The records below are to be quoted in full; please keep every word exact.
+ + + +
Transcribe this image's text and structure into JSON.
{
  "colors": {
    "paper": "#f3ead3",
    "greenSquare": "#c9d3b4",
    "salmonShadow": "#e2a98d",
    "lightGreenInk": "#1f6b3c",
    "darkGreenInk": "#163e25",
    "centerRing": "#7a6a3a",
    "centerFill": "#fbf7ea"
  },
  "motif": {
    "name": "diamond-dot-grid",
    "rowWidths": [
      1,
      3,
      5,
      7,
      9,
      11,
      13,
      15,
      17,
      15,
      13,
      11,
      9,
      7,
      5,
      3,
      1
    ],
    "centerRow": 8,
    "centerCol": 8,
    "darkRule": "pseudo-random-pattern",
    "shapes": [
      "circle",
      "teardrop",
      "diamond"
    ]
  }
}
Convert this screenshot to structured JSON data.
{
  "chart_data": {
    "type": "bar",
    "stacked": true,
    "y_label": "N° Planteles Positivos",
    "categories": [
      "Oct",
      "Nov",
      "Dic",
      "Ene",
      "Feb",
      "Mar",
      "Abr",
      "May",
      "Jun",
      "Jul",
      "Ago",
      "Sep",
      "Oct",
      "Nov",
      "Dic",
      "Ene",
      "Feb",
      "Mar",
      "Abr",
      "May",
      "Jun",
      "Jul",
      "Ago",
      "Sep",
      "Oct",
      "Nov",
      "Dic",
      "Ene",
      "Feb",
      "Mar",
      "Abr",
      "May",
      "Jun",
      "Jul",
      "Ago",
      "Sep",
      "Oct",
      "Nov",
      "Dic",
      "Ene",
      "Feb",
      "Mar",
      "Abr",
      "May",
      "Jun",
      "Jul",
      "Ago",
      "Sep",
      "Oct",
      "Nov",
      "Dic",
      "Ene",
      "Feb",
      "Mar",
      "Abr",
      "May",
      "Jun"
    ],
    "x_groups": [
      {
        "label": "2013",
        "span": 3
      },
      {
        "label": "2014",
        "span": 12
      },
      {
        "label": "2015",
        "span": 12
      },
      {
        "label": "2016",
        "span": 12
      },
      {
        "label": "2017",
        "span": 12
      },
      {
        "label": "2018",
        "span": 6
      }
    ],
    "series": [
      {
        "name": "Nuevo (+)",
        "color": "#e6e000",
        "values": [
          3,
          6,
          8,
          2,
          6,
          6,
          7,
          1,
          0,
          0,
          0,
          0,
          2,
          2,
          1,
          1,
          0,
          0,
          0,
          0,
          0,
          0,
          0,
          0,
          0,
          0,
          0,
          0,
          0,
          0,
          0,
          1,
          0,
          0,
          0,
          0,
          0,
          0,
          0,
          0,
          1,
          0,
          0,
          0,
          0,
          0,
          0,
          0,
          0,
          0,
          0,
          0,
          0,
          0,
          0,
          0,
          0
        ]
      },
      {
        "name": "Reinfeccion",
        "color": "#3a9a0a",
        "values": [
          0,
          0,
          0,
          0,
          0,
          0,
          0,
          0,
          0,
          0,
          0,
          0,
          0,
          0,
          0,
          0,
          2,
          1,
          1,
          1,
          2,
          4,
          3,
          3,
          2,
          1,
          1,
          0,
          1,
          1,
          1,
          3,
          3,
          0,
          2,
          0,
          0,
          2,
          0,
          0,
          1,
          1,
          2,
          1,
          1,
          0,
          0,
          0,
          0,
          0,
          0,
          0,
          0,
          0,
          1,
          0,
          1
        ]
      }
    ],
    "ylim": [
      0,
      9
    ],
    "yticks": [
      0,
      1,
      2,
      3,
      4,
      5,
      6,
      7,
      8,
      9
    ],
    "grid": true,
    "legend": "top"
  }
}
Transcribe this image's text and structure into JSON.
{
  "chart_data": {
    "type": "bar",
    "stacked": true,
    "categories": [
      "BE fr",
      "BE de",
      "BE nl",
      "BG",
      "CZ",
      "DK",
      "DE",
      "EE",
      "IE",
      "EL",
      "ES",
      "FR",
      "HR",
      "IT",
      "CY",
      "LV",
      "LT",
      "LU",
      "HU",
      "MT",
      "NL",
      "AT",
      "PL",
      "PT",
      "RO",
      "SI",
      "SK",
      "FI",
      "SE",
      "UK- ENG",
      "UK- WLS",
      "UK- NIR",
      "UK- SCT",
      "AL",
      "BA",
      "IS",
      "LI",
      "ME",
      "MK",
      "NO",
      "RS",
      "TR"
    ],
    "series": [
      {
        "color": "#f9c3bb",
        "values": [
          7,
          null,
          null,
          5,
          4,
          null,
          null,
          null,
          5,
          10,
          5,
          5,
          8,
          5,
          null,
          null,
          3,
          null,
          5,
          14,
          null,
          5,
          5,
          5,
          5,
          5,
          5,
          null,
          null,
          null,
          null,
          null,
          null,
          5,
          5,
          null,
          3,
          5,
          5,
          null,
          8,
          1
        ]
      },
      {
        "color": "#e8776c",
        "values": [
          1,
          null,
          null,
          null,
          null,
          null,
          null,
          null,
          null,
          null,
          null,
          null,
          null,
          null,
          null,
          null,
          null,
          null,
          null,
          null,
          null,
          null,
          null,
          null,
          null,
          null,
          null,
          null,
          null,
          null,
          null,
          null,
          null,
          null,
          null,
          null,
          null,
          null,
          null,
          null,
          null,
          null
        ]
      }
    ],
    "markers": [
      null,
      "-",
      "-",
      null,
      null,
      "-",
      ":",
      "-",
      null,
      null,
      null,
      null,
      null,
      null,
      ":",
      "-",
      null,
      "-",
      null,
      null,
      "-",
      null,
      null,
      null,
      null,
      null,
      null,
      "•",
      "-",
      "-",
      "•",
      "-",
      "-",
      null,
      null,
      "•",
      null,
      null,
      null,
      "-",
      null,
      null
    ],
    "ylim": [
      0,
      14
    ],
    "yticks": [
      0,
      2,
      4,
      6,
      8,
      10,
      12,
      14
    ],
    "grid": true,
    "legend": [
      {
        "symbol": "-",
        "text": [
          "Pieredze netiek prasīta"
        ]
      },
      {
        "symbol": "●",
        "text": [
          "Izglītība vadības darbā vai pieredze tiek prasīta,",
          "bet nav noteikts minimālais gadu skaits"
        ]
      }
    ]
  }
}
+ + + +
### Problem solution:
Transcribe this image's text and structure into JSON.
{
  "colors": {
    "paper": "#f3ead3",
    "greenSquare": "#c9d3b4",
    "salmonShadow": "#e2a98d",
    "lightGreenInk": "#1f6b3c",
    "darkGreenInk": "#163e25",
    "centerRing": "#7a6a3a",
    "centerFill": "#fbf7ea"
  },
  "motif": {
    "name": "diamond-dot-grid",
    "rowWidths": [
      1,
      3,
      5,
      7,
      9,
      11,
      13,
      15,
      17,
      15,
      13,
      11,
      9,
      7,
      5,
      3,
      1
    ],
    "centerRow": 8,
    "centerCol": 8,
    "darkRule": "pseudo-random-pattern",
    "shapes": [
      "circle",
      "teardrop",
      "diamond"
    ]
  }
}
Convert this screenshot to structured JSON data.
{
  "chart_data": {
    "type": "bar",
    "stacked": true,
    "y_label": "N° Planteles Positivos",
    "categories": [
      "Oct",
      "Nov",
      "Dic",
      "Ene",
      "Feb",
      "Mar",
      "Abr",
      "May",
      "Jun",
      "Jul",
      "Ago",
      "Sep",
      "Oct",
      "Nov",
      "Dic",
      "Ene",
      "Feb",
      "Mar",
      "Abr",
      "May",
      "Jun",
      "Jul",
      "Ago",
      "Sep",
      "Oct",
      "Nov",
      "Dic",
      "Ene",
      "Feb",
      "Mar",
      "Abr",
      "May",
      "Jun",
      "Jul",
      "Ago",
      "Sep",
      "Oct",
      "Nov",
      "Dic",
      "Ene",
      "Feb",
      "Mar",
      "Abr",
      "May",
      "Jun",
      "Jul",
      "Ago",
      "Sep",
      "Oct",
      "Nov",
      "Dic",
      "Ene",
      "Feb",
      "Mar",
      "Abr",
      "May",
      "Jun"
    ],
    "x_groups": [
      {
        "label": "2013",
        "span": 3
      },
      {
        "label": "2014",
        "span": 12
      },
      {
        "label": "2015",
        "span": 12
      },
      {
        "label": "2016",
        "span": 12
      },
      {
        "label": "2017",
        "span": 12
      },
      {
        "label": "2018",
        "span": 6
      }
    ],
    "series": [
      {
        "name": "Nuevo (+)",
        "color": "#e6e000",
        "values": [
          3,
          6,
          8,
          2,
          6,
          6,
          7,
          1,
          0,
          0,
          0,
          0,
          2,
          2,
          1,
          1,
          0,
          0,
          0,
          0,
          0,
          0,
          0,
          0,
          0,
          0,
          0,
          0,
          0,
          0,
          0,
          1,
          0,
          0,
          0,
          0,
          0,
          0,
          0,
          0,
          1,
          0,
          0,
          0,
          0,
          0,
          0,
          0,
          0,
          0,
          0,
          0,
          0,
          0,
          0,
          0,
          0
        ]
      },
      {
        "name": "Reinfeccion",
        "color": "#3a9a0a",
        "values": [
          0,
          0,
          0,
          0,
          0,
          0,
          0,
          0,
          0,
          0,
          0,
          0,
          0,
          0,
          0,
          0,
          2,
          1,
          1,
          1,
          2,
          4,
          3,
          3,
          2,
          1,
          1,
          0,
          1,
          1,
          1,
          3,
          3,
          0,
          2,
          0,
          0,
          2,
          0,
          0,
          1,
          1,
          2,
          1,
          1,
          0,
          0,
          0,
          0,
          0,
          0,
          0,
          0,
          0,
          1,
          0,
          1
        ]
      }
    ],
    "ylim": [
      0,
      9
    ],
    "yticks": [
      0,
      1,
      2,
      3,
      4,
      5,
      6,
      7,
      8,
      9
    ],
    "grid": true,
    "legend": "top"
  }
}
Transcribe this image's text and structure into JSON.
{
  "chart_data": {
    "type": "bar",
    "stacked": true,
    "categories": [
      "BE fr",
      "BE de",
      "BE nl",
      "BG",
      "CZ",
      "DK",
      "DE",
      "EE",
      "IE",
      "EL",
      "ES",
      "FR",
      "HR",
      "IT",
      "CY",
      "LV",
      "LT",
      "LU",
      "HU",
      "MT",
      "NL",
      "AT",
      "PL",
      "PT",
      "RO",
      "SI",
      "SK",
      "FI",
      "SE",
      "UK- ENG",
      "UK- WLS",
      "UK- NIR",
      "UK- SCT",
      "AL",
      "BA",
      "IS",
      "LI",
      "ME",
      "MK",
      "NO",
      "RS",
      "TR"
    ],
    "series": [
      {
        "color": "#f9c3bb",
        "values": [
          7,
          null,
          null,
          5,
          4,
          null,
          null,
          null,
          5,
          10,
          5,
          5,
          8,
          5,
          null,
          null,
          3,
          null,
          5,
          14,
          null,
          5,
          5,
          5,
          5,
          5,
          5,
          null,
          null,
          null,
          null,
          null,
          null,
          5,
          5,
          null,
          3,
          5,
          5,
          null,
          8,
          1
        ]
      },
      {
        "color": "#e8776c",
        "values": [
          1,
          null,
          null,
          null,
          null,
          null,
          null,
          null,
          null,
          null,
          null,
          null,
          null,
          null,
          null,
          null,
          null,
          null,
          null,
          null,
          null,
          null,
          null,
          null,
          null,
          null,
          null,
          null,
          null,
          null,
          null,
          null,
          null,
          null,
          null,
          null,
          null,
          null,
          null,
          null,
          null,
          null
        ]
      }
    ],
    "markers": [
      null,
      "-",
      "-",
      null,
      null,
      "-",
      ":",
      "-",
      null,
      null,
      null,
      null,
      null,
      null,
      ":",
      "-",
      null,
      "-",
      null,
      null,
      "-",
      null,
      null,
      null,
      null,
      null,
      null,
      "•",
      "-",
      "-",
      "•",
      "-",
      "-",
      null,
      null,
      "•",
      null,
      null,
      null,
      "-",
      null,
      null
    ],
    "ylim": [
      0,
      14
    ],
    "yticks": [
      0,
      2,
      4,
      6,
      8,
      10,
      12,
      14
    ],
    "grid": true,
    "legend": [
      {
        "symbol": "-",
        "text": [
          "Pieredze netiek prasīta"
        ]
      },
      {
        "symbol": "●",
        "text": [
          "Izglītība vadības darbā vai pieredze tiek prasīta,",
          "bet nav noteikts minimālais gadu skaits"
        ]
      }
    ]
  }
}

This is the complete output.